» **Task statement**
Print every row below without changing any character.

» **Available records**
## START

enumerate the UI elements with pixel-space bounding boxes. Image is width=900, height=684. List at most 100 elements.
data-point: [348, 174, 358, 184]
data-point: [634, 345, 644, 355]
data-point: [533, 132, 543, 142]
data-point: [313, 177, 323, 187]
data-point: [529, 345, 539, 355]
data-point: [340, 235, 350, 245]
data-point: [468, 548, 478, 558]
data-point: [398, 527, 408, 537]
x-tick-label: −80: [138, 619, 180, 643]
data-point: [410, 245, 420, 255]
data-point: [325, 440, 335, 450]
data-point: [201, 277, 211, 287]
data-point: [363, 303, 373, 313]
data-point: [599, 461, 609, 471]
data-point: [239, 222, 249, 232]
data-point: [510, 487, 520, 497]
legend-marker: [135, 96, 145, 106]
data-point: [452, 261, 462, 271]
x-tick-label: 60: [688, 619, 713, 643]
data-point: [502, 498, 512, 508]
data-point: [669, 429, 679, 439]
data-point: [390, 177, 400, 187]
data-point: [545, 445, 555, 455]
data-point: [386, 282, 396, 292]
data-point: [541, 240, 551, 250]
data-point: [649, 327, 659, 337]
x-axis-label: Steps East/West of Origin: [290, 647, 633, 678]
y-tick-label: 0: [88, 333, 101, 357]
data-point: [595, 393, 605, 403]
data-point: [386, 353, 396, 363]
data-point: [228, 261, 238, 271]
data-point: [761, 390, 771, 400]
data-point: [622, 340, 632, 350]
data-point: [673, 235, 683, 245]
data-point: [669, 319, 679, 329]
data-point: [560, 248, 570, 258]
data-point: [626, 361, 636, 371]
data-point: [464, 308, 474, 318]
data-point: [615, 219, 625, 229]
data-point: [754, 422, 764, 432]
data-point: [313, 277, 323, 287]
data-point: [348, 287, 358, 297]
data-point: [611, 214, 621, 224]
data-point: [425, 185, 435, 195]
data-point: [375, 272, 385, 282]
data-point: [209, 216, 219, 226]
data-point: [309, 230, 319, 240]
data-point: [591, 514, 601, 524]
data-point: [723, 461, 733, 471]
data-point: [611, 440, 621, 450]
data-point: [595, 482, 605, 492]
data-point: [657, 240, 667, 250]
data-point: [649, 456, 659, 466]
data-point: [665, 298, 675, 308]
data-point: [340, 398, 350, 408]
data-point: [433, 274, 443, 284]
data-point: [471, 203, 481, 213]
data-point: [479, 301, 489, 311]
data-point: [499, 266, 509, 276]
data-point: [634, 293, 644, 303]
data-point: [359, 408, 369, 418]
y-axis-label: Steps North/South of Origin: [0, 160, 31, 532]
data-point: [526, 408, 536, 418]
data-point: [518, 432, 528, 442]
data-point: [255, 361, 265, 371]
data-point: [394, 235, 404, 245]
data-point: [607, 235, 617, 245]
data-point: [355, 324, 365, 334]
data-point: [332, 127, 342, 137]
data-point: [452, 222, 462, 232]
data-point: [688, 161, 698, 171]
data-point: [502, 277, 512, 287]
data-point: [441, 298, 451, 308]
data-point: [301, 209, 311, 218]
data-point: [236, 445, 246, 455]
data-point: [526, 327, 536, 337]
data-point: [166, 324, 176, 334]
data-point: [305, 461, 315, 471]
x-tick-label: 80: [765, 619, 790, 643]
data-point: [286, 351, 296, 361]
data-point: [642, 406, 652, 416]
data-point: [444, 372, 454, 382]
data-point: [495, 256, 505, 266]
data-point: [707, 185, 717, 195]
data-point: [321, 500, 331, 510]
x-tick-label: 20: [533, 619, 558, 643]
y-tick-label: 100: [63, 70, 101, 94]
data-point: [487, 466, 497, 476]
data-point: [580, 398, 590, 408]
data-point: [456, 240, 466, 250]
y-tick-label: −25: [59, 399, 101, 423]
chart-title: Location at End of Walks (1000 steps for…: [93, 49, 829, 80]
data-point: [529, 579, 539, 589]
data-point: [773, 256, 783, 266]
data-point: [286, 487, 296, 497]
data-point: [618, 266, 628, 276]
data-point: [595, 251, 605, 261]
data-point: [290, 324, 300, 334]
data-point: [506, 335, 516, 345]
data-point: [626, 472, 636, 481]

## END

» **The answer**
enumerate the UI elements with pixel-space bounding boxes. Image is width=900, height=684. List at most 100 elements.
data-point: [348, 174, 358, 184]
data-point: [634, 345, 644, 355]
data-point: [533, 132, 543, 142]
data-point: [313, 177, 323, 187]
data-point: [529, 345, 539, 355]
data-point: [340, 235, 350, 245]
data-point: [468, 548, 478, 558]
data-point: [398, 527, 408, 537]
x-tick-label: −80: [138, 619, 180, 643]
data-point: [410, 245, 420, 255]
data-point: [325, 440, 335, 450]
data-point: [201, 277, 211, 287]
data-point: [363, 303, 373, 313]
data-point: [599, 461, 609, 471]
data-point: [239, 222, 249, 232]
data-point: [510, 487, 520, 497]
legend-marker: [135, 96, 145, 106]
data-point: [452, 261, 462, 271]
x-tick-label: 60: [688, 619, 713, 643]
data-point: [502, 498, 512, 508]
data-point: [669, 429, 679, 439]
data-point: [390, 177, 400, 187]
data-point: [545, 445, 555, 455]
data-point: [386, 282, 396, 292]
data-point: [541, 240, 551, 250]
data-point: [649, 327, 659, 337]
x-axis-label: Steps East/West of Origin: [290, 647, 633, 678]
y-tick-label: 0: [88, 333, 101, 357]
data-point: [595, 393, 605, 403]
data-point: [386, 353, 396, 363]
data-point: [228, 261, 238, 271]
data-point: [761, 390, 771, 400]
data-point: [622, 340, 632, 350]
data-point: [673, 235, 683, 245]
data-point: [669, 319, 679, 329]
data-point: [560, 248, 570, 258]
data-point: [626, 361, 636, 371]
data-point: [464, 308, 474, 318]
data-point: [615, 219, 625, 229]
data-point: [754, 422, 764, 432]
data-point: [313, 277, 323, 287]
data-point: [348, 287, 358, 297]
data-point: [611, 214, 621, 224]
data-point: [425, 185, 435, 195]
data-point: [375, 272, 385, 282]
data-point: [209, 216, 219, 226]
data-point: [309, 230, 319, 240]
data-point: [591, 514, 601, 524]
data-point: [723, 461, 733, 471]
data-point: [611, 440, 621, 450]
data-point: [595, 482, 605, 492]
data-point: [657, 240, 667, 250]
data-point: [649, 456, 659, 466]
data-point: [665, 298, 675, 308]
data-point: [340, 398, 350, 408]
data-point: [433, 274, 443, 284]
data-point: [471, 203, 481, 213]
data-point: [479, 301, 489, 311]
data-point: [499, 266, 509, 276]
data-point: [634, 293, 644, 303]
data-point: [359, 408, 369, 418]
y-axis-label: Steps North/South of Origin: [0, 160, 31, 532]
data-point: [526, 408, 536, 418]
data-point: [518, 432, 528, 442]
data-point: [255, 361, 265, 371]
data-point: [394, 235, 404, 245]
data-point: [607, 235, 617, 245]
data-point: [355, 324, 365, 334]
data-point: [332, 127, 342, 137]
data-point: [452, 222, 462, 232]
data-point: [688, 161, 698, 171]
data-point: [502, 277, 512, 287]
data-point: [441, 298, 451, 308]
data-point: [301, 209, 311, 218]
data-point: [236, 445, 246, 455]
data-point: [526, 327, 536, 337]
data-point: [166, 324, 176, 334]
data-point: [305, 461, 315, 471]
x-tick-label: 80: [765, 619, 790, 643]
data-point: [286, 351, 296, 361]
data-point: [642, 406, 652, 416]
data-point: [444, 372, 454, 382]
data-point: [495, 256, 505, 266]
data-point: [707, 185, 717, 195]
data-point: [321, 500, 331, 510]
x-tick-label: 20: [533, 619, 558, 643]
y-tick-label: 100: [63, 70, 101, 94]
data-point: [487, 466, 497, 476]
data-point: [580, 398, 590, 408]
data-point: [456, 240, 466, 250]
y-tick-label: −25: [59, 399, 101, 423]
chart-title: Location at End of Walks (1000 steps for…: [93, 49, 829, 80]
data-point: [529, 579, 539, 589]
data-point: [773, 256, 783, 266]
data-point: [286, 487, 296, 497]
data-point: [618, 266, 628, 276]
data-point: [595, 251, 605, 261]
data-point: [290, 324, 300, 334]
data-point: [506, 335, 516, 345]
data-point: [626, 472, 636, 481]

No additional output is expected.